Records contained in a dataset
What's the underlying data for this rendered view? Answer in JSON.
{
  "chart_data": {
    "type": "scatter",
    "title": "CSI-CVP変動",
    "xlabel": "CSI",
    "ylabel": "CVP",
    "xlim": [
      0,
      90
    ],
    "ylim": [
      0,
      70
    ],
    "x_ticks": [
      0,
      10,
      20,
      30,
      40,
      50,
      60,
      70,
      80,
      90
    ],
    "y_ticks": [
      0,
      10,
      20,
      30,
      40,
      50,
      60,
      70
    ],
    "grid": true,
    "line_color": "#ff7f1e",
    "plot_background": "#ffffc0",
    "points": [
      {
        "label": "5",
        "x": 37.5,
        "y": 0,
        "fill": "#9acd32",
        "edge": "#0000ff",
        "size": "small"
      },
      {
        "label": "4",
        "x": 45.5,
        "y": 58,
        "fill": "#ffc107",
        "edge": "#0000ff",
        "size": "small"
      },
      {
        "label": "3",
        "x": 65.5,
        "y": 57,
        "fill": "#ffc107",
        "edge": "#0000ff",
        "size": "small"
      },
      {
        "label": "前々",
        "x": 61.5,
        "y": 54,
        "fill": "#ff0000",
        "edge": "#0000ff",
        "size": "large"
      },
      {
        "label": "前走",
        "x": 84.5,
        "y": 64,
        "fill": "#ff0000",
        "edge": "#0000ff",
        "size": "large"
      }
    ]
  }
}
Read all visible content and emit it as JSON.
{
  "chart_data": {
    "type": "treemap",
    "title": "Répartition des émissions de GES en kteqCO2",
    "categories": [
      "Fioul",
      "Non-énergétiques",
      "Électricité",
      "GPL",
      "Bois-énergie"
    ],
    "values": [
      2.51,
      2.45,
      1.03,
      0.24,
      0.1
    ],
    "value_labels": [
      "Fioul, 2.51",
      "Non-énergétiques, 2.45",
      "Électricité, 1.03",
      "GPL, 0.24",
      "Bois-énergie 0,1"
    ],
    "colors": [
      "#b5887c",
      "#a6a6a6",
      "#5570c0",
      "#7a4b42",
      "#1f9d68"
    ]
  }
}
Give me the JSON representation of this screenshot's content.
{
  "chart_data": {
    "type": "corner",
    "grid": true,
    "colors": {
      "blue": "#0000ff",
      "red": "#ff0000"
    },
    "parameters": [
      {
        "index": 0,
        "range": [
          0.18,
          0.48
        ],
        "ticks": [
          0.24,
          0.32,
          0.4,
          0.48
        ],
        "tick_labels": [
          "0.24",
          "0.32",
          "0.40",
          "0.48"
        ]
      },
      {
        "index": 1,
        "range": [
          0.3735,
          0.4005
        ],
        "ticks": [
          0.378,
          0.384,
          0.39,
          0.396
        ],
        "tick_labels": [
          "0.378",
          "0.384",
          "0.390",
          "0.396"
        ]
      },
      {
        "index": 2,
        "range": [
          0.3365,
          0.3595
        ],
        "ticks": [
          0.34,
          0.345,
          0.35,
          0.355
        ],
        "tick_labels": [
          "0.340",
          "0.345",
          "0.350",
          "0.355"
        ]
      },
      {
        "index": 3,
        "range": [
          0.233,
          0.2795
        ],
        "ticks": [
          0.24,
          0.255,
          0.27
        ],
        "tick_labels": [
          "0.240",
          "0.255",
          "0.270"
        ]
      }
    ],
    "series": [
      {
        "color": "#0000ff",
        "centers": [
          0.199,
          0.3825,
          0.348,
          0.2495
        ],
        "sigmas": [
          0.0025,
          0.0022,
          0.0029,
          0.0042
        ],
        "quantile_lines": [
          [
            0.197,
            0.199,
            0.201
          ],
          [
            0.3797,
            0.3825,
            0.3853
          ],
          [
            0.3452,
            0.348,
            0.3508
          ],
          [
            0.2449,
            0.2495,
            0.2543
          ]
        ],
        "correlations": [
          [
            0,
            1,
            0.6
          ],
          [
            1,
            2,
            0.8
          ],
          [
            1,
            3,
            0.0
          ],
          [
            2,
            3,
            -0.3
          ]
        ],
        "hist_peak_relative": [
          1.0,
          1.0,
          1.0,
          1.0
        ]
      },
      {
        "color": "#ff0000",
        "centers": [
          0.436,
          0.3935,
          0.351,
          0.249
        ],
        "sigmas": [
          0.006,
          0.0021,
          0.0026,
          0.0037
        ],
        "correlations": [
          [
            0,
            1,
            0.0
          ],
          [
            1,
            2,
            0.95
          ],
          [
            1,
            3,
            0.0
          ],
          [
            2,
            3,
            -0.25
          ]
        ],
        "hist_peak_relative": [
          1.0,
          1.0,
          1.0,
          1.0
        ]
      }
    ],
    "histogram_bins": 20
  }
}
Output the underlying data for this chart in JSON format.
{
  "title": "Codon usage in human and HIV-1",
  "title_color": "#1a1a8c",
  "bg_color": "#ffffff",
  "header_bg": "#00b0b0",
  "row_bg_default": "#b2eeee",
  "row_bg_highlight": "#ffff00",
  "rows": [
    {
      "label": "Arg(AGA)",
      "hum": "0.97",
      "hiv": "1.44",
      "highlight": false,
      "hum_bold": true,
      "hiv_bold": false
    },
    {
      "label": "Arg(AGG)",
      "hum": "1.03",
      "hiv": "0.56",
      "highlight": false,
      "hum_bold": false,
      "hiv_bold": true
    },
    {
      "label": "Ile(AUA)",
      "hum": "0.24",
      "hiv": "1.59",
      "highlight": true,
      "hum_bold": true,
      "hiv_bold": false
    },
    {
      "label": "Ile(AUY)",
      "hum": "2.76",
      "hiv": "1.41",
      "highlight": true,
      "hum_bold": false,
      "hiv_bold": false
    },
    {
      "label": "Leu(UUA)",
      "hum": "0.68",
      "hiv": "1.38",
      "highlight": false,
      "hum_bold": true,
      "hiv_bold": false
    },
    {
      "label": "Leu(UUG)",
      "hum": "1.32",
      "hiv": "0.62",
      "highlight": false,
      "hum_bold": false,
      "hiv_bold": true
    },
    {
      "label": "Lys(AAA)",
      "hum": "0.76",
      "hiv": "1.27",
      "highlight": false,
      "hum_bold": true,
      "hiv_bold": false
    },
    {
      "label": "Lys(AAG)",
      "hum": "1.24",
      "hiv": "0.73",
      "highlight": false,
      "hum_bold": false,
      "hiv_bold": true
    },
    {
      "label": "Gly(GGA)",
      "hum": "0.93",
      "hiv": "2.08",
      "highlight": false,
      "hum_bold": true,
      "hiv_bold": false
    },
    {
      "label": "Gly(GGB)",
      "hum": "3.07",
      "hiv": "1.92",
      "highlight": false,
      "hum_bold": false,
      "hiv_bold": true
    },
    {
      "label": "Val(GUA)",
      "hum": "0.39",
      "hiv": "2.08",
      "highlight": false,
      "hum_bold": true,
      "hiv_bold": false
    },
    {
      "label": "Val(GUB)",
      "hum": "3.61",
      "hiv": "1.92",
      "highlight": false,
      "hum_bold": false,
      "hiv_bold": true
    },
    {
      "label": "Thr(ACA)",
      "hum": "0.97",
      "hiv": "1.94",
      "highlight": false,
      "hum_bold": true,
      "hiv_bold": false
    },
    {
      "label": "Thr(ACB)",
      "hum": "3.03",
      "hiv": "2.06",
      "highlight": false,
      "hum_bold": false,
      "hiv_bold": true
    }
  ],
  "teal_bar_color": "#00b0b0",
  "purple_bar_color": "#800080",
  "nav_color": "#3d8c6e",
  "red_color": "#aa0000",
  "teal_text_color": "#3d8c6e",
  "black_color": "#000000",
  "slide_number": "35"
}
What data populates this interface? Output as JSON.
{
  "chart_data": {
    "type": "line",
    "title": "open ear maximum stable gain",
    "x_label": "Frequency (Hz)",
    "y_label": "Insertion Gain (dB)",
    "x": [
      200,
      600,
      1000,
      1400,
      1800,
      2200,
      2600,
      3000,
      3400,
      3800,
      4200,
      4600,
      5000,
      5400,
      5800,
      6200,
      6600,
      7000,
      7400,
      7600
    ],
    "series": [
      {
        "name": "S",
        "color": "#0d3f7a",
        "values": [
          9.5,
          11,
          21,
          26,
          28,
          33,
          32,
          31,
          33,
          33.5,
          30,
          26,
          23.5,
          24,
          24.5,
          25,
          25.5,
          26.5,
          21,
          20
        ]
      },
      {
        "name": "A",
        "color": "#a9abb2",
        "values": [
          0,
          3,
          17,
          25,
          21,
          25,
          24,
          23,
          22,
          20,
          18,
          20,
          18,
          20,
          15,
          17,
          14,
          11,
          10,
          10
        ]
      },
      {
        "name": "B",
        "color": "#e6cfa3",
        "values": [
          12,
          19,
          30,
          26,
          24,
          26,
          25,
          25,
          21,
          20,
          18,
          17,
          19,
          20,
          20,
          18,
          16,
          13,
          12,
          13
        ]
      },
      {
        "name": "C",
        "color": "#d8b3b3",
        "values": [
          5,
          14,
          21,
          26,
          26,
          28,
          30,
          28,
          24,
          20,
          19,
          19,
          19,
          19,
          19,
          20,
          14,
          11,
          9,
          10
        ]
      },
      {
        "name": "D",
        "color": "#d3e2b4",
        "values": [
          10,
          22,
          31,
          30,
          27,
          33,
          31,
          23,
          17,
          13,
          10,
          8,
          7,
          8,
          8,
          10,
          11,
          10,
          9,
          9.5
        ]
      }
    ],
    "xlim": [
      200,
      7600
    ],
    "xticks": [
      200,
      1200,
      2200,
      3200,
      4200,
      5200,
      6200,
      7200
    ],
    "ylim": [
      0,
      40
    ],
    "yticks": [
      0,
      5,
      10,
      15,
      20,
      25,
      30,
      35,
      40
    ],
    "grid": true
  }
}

_TO DO_: Report the number of lines holding the string "énergétiques", without any other words.

_IN RESPONSE_: 2